(PROMPT)
For the records that follow, return only the count of lines containing the string "plein".

===============

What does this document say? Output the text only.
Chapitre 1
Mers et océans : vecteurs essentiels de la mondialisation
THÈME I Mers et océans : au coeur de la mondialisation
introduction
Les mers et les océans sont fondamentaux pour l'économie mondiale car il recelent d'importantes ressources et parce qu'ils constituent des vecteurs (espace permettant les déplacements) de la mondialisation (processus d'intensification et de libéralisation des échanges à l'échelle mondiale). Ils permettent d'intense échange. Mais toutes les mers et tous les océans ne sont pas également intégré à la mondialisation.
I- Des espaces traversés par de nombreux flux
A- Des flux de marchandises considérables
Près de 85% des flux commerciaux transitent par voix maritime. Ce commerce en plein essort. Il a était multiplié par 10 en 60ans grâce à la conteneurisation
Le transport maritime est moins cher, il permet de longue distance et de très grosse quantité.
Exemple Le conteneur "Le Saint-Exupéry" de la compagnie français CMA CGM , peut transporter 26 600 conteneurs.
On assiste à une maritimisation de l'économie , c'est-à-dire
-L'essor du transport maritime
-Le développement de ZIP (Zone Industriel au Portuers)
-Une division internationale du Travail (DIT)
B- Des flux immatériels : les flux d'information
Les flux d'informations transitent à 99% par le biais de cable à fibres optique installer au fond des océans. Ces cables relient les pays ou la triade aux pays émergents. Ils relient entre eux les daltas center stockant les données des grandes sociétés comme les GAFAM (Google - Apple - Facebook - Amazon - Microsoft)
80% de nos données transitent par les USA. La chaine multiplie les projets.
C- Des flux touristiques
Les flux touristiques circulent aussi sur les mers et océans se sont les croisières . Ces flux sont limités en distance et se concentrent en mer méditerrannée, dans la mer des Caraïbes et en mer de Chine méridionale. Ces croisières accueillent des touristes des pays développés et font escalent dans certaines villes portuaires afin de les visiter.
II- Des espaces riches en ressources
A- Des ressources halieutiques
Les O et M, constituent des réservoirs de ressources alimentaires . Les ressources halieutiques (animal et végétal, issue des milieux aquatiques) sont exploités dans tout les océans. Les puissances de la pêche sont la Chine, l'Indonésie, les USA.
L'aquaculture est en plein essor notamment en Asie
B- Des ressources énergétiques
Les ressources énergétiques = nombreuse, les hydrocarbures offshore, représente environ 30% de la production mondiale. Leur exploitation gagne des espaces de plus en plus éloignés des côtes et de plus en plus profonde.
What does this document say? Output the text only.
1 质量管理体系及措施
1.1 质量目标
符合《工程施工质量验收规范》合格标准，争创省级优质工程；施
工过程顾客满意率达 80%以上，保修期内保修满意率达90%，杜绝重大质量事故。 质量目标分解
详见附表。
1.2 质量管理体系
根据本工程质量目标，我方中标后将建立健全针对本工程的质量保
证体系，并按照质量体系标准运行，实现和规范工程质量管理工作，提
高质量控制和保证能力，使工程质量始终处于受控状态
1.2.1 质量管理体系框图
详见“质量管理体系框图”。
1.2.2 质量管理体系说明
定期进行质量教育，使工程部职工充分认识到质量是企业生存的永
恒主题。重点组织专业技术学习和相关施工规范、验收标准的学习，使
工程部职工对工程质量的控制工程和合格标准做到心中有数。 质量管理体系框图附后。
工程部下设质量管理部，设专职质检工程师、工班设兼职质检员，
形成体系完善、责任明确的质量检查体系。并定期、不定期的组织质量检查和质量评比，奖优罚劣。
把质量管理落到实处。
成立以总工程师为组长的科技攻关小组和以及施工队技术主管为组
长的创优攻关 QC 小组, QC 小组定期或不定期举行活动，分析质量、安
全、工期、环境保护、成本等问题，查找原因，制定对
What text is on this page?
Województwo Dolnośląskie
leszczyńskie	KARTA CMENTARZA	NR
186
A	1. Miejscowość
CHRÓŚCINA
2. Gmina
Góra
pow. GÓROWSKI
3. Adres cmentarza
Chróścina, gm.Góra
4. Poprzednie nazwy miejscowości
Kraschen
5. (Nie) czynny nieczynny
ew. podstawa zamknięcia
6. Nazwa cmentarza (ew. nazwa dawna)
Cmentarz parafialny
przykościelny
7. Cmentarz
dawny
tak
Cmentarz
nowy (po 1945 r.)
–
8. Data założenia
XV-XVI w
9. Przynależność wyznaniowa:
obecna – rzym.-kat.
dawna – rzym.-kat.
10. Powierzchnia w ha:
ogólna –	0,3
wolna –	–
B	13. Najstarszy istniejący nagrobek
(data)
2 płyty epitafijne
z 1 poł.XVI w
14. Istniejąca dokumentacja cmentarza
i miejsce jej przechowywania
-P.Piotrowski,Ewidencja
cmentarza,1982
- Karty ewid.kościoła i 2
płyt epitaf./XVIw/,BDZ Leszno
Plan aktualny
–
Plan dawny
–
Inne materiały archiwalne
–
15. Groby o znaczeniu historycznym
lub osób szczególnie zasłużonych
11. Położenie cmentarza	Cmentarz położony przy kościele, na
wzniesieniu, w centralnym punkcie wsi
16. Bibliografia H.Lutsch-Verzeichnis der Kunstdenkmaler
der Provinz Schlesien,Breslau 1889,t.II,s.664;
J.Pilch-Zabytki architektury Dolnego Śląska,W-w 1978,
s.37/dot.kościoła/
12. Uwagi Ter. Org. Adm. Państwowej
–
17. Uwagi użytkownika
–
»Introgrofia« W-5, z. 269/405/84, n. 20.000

===============

(EXERCISE RESULT)
2